What needs to be done - Copy the lines that follow, keeping every character the same.

A block of data

┄┄┄┄┄┄

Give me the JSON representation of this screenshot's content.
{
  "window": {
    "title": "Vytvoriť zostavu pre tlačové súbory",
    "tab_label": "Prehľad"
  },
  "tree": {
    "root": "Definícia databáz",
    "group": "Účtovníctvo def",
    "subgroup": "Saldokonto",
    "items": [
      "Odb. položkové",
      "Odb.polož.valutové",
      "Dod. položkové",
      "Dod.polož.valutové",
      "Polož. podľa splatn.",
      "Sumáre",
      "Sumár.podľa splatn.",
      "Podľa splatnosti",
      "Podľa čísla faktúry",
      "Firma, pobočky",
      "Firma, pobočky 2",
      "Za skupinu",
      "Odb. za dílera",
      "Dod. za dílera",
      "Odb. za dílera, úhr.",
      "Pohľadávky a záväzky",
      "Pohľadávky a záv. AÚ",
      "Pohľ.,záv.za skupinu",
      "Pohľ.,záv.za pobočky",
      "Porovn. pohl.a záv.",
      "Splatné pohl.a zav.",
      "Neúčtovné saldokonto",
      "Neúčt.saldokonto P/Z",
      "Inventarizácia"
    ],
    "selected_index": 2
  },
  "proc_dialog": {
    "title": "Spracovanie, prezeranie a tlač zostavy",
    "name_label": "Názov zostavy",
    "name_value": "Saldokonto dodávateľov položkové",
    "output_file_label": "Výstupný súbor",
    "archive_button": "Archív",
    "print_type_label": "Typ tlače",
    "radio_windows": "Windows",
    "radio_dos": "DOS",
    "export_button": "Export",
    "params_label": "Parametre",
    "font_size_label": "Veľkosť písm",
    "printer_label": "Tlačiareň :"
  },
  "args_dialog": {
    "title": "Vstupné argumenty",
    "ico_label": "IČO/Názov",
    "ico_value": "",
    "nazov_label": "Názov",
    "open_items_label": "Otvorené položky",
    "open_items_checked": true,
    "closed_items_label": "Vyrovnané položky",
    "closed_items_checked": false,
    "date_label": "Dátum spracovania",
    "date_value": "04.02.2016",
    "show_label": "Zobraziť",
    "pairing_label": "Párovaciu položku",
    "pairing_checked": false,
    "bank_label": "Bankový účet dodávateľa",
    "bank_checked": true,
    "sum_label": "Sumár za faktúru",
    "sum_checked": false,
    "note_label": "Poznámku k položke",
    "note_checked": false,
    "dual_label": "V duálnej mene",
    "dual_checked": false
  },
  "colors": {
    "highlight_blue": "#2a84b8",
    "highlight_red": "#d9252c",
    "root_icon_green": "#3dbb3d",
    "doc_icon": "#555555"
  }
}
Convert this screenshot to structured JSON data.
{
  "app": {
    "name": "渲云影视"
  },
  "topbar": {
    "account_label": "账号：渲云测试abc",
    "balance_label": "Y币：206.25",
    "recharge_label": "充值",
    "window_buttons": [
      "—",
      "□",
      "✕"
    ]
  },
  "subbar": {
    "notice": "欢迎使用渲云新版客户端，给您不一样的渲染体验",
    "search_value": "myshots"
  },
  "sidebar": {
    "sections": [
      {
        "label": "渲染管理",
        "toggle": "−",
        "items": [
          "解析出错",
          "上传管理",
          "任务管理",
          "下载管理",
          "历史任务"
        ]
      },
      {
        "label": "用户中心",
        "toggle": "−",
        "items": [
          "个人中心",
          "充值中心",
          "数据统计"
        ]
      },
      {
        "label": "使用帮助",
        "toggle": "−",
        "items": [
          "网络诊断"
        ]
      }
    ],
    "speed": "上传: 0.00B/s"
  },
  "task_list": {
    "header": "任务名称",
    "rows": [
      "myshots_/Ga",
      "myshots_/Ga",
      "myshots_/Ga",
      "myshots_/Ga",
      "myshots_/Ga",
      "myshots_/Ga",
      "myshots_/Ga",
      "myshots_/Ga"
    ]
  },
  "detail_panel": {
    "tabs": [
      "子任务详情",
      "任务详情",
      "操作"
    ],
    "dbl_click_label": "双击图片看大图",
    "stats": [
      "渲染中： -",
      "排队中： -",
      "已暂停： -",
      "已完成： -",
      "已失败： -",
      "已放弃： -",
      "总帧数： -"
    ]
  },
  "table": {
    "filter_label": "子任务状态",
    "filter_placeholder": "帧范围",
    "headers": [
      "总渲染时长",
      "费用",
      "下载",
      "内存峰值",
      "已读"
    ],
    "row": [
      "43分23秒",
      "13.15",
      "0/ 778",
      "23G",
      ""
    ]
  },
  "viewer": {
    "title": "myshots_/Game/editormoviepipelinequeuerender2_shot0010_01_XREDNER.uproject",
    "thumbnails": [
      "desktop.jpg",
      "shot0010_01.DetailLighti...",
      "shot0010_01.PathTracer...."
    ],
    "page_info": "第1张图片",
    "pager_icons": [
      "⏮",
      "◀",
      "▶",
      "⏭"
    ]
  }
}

┄┄┄┄┄┄

Result for this exercise -
Give me the JSON representation of this screenshot's content.
{
  "window": {
    "title": "Vytvoriť zostavu pre tlačové súbory",
    "tab_label": "Prehľad"
  },
  "tree": {
    "root": "Definícia databáz",
    "group": "Účtovníctvo def",
    "subgroup": "Saldokonto",
    "items": [
      "Odb. položkové",
      "Odb.polož.valutové",
      "Dod. položkové",
      "Dod.polož.valutové",
      "Polož. podľa splatn.",
      "Sumáre",
      "Sumár.podľa splatn.",
      "Podľa splatnosti",
      "Podľa čísla faktúry",
      "Firma, pobočky",
      "Firma, pobočky 2",
      "Za skupinu",
      "Odb. za dílera",
      "Dod. za dílera",
      "Odb. za dílera, úhr.",
      "Pohľadávky a záväzky",
      "Pohľadávky a záv. AÚ",
      "Pohľ.,záv.za skupinu",
      "Pohľ.,záv.za pobočky",
      "Porovn. pohl.a záv.",
      "Splatné pohl.a zav.",
      "Neúčtovné saldokonto",
      "Neúčt.saldokonto P/Z",
      "Inventarizácia"
    ],
    "selected_index": 2
  },
  "proc_dialog": {
    "title": "Spracovanie, prezeranie a tlač zostavy",
    "name_label": "Názov zostavy",
    "name_value": "Saldokonto dodávateľov položkové",
    "output_file_label": "Výstupný súbor",
    "archive_button": "Archív",
    "print_type_label": "Typ tlače",
    "radio_windows": "Windows",
    "radio_dos": "DOS",
    "export_button": "Export",
    "params_label": "Parametre",
    "font_size_label": "Veľkosť písm",
    "printer_label": "Tlačiareň :"
  },
  "args_dialog": {
    "title": "Vstupné argumenty",
    "ico_label": "IČO/Názov",
    "ico_value": "",
    "nazov_label": "Názov",
    "open_items_label": "Otvorené položky",
    "open_items_checked": true,
    "closed_items_label": "Vyrovnané položky",
    "closed_items_checked": false,
    "date_label": "Dátum spracovania",
    "date_value": "04.02.2016",
    "show_label": "Zobraziť",
    "pairing_label": "Párovaciu položku",
    "pairing_checked": false,
    "bank_label": "Bankový účet dodávateľa",
    "bank_checked": true,
    "sum_label": "Sumár za faktúru",
    "sum_checked": false,
    "note_label": "Poznámku k položke",
    "note_checked": false,
    "dual_label": "V duálnej mene",
    "dual_checked": false
  },
  "colors": {
    "highlight_blue": "#2a84b8",
    "highlight_red": "#d9252c",
    "root_icon_green": "#3dbb3d",
    "doc_icon": "#555555"
  }
}
Convert this screenshot to structured JSON data.
{
  "app": {
    "name": "渲云影视"
  },
  "topbar": {
    "account_label": "账号：渲云测试abc",
    "balance_label": "Y币：206.25",
    "recharge_label": "充值",
    "window_buttons": [
      "—",
      "□",
      "✕"
    ]
  },
  "subbar": {
    "notice": "欢迎使用渲云新版客户端，给您不一样的渲染体验",
    "search_value": "myshots"
  },
  "sidebar": {
    "sections": [
      {
        "label": "渲染管理",
        "toggle": "−",
        "items": [
          "解析出错",
          "上传管理",
          "任务管理",
          "下载管理",
          "历史任务"
        ]
      },
      {
        "label": "用户中心",
        "toggle": "−",
        "items": [
          "个人中心",
          "充值中心",
          "数据统计"
        ]
      },
      {
        "label": "使用帮助",
        "toggle": "−",
        "items": [
          "网络诊断"
        ]
      }
    ],
    "speed": "上传: 0.00B/s"
  },
  "task_list": {
    "header": "任务名称",
    "rows": [
      "myshots_/Ga",
      "myshots_/Ga",
      "myshots_/Ga",
      "myshots_/Ga",
      "myshots_/Ga",
      "myshots_/Ga",
      "myshots_/Ga",
      "myshots_/Ga"
    ]
  },
  "detail_panel": {
    "tabs": [
      "子任务详情",
      "任务详情",
      "操作"
    ],
    "dbl_click_label": "双击图片看大图",
    "stats": [
      "渲染中： -",
      "排队中： -",
      "已暂停： -",
      "已完成： -",
      "已失败： -",
      "已放弃： -",
      "总帧数： -"
    ]
  },
  "table": {
    "filter_label": "子任务状态",
    "filter_placeholder": "帧范围",
    "headers": [
      "总渲染时长",
      "费用",
      "下载",
      "内存峰值",
      "已读"
    ],
    "row": [
      "43分23秒",
      "13.15",
      "0/ 778",
      "23G",
      ""
    ]
  },
  "viewer": {
    "title": "myshots_/Game/editormoviepipelinequeuerender2_shot0010_01_XREDNER.uproject",
    "thumbnails": [
      "desktop.jpg",
      "shot0010_01.DetailLighti...",
      "shot0010_01.PathTracer...."
    ],
    "page_info": "第1张图片",
    "pager_icons": [
      "⏮",
      "◀",
      "▶",
      "⏭"
    ]
  }
}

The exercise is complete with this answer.